[Part of a data file]

○ ○ ○ ○ ○ ○ ○

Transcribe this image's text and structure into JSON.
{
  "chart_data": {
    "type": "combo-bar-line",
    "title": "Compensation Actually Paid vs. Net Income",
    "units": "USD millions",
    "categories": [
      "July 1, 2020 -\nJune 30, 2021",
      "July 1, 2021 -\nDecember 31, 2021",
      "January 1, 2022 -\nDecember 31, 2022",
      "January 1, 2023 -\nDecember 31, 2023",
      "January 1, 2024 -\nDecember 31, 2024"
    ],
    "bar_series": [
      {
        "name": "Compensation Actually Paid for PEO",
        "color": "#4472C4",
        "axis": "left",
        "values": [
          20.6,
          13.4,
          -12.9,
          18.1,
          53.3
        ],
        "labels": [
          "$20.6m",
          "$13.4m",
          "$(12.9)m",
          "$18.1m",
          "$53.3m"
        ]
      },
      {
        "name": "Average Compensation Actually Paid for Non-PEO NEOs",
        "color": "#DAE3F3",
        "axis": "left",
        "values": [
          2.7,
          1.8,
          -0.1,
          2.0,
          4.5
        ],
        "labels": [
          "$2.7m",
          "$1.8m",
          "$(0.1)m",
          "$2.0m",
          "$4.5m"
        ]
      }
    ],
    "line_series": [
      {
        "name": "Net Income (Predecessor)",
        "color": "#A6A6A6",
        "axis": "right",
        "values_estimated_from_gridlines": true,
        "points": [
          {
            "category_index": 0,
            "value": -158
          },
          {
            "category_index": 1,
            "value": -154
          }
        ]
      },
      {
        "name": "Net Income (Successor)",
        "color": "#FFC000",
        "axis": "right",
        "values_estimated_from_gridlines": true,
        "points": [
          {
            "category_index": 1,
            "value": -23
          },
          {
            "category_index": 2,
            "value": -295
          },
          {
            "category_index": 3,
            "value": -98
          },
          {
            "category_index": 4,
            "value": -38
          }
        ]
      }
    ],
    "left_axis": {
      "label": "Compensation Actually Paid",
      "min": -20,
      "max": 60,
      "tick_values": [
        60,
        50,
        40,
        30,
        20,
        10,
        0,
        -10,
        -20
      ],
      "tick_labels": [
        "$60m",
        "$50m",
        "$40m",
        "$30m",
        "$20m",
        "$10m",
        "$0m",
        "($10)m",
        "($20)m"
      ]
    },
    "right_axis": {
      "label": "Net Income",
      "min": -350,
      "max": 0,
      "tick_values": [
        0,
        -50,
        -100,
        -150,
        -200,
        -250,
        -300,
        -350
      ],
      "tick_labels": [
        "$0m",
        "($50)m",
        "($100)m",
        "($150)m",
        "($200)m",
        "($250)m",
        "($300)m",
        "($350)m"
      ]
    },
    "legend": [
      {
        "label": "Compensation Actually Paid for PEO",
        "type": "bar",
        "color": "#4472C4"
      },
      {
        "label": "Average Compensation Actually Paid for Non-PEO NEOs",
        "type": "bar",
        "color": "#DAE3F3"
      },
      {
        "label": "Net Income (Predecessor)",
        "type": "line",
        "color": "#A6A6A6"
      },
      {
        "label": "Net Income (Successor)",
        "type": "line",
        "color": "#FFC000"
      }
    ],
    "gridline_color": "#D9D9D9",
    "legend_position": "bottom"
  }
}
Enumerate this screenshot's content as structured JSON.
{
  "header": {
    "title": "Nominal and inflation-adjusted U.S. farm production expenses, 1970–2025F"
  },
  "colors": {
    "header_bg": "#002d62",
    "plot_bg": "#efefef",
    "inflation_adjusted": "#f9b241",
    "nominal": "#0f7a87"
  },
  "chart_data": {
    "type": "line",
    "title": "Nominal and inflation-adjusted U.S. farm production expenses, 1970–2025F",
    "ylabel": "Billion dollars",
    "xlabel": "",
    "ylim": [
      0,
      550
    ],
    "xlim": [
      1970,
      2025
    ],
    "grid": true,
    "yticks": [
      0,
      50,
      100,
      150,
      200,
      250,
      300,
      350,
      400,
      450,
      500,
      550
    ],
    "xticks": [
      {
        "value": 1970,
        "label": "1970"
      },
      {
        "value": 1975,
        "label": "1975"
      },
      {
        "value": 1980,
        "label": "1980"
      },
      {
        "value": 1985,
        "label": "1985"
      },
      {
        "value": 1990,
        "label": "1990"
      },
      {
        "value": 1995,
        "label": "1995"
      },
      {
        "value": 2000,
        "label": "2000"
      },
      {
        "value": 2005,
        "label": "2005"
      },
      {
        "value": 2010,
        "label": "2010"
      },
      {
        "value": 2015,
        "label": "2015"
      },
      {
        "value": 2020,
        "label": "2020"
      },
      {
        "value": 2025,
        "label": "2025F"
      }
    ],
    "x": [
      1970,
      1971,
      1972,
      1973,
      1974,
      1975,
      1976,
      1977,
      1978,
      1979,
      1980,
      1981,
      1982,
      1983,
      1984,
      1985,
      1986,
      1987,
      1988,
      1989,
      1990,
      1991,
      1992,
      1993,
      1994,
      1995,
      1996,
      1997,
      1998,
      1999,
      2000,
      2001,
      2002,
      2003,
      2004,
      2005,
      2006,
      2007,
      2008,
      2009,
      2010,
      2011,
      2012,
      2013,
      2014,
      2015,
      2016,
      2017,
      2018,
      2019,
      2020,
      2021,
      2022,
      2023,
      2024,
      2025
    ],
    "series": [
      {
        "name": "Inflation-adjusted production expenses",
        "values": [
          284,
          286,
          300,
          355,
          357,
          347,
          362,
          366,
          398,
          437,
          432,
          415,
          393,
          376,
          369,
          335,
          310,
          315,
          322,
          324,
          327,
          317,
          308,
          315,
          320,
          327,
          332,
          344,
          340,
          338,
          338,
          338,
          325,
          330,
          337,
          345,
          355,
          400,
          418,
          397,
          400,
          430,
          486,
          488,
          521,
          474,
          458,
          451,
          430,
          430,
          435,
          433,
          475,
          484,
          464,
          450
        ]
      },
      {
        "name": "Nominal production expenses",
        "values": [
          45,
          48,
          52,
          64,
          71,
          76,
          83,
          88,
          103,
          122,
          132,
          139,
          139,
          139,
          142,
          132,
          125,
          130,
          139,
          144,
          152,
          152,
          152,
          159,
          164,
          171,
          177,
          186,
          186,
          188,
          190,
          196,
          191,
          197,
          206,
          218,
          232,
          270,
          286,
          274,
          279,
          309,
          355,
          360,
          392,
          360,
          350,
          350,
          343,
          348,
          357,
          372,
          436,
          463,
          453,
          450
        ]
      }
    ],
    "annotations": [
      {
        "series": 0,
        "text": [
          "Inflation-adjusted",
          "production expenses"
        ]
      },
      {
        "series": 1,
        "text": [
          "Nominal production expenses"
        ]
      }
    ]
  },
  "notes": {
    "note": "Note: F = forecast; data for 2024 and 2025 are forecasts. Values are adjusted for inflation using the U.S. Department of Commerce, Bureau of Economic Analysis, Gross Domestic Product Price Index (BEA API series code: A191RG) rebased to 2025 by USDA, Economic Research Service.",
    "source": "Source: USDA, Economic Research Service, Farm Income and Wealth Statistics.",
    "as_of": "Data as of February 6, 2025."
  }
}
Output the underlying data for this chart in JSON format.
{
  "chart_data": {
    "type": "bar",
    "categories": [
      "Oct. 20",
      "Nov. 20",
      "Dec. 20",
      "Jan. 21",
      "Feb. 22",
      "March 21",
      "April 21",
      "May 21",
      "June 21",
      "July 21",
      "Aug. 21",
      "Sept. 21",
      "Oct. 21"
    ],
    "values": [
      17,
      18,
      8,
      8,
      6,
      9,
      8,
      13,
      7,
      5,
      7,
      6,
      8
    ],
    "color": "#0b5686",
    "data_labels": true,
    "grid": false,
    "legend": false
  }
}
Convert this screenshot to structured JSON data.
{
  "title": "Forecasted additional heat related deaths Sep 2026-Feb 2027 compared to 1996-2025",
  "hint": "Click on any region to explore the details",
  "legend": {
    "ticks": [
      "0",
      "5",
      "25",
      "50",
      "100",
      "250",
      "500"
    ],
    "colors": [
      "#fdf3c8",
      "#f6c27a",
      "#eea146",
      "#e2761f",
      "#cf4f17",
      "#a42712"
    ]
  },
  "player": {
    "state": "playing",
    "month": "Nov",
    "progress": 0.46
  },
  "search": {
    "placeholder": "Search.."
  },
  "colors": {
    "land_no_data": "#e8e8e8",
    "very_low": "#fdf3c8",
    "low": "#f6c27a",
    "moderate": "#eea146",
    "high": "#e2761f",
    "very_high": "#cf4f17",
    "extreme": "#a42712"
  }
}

○ ○ ○ ○ ○ ○ ○

**PROBLEM DETAILS:**
Copy exactly, and only, the lines from the one containing "Output the underlying" through the last line of the listing.

**OUTPUT FOR THIS TASK:**
Output the underlying data for this chart in JSON format.
{
  "chart_data": {
    "type": "bar",
    "categories": [
      "Oct. 20",
      "Nov. 20",
      "Dec. 20",
      "Jan. 21",
      "Feb. 22",
      "March 21",
      "April 21",
      "May 21",
      "June 21",
      "July 21",
      "Aug. 21",
      "Sept. 21",
      "Oct. 21"
    ],
    "values": [
      17,
      18,
      8,
      8,
      6,
      9,
      8,
      13,
      7,
      5,
      7,
      6,
      8
    ],
    "color": "#0b5686",
    "data_labels": true,
    "grid": false,
    "legend": false
  }
}
Convert this screenshot to structured JSON data.
{
  "title": "Forecasted additional heat related deaths Sep 2026-Feb 2027 compared to 1996-2025",
  "hint": "Click on any region to explore the details",
  "legend": {
    "ticks": [
      "0",
      "5",
      "25",
      "50",
      "100",
      "250",
      "500"
    ],
    "colors": [
      "#fdf3c8",
      "#f6c27a",
      "#eea146",
      "#e2761f",
      "#cf4f17",
      "#a42712"
    ]
  },
  "player": {
    "state": "playing",
    "month": "Nov",
    "progress": 0.46
  },
  "search": {
    "placeholder": "Search.."
  },
  "colors": {
    "land_no_data": "#e8e8e8",
    "very_low": "#fdf3c8",
    "low": "#f6c27a",
    "moderate": "#eea146",
    "high": "#e2761f",
    "very_high": "#cf4f17",
    "extreme": "#a42712"
  }
}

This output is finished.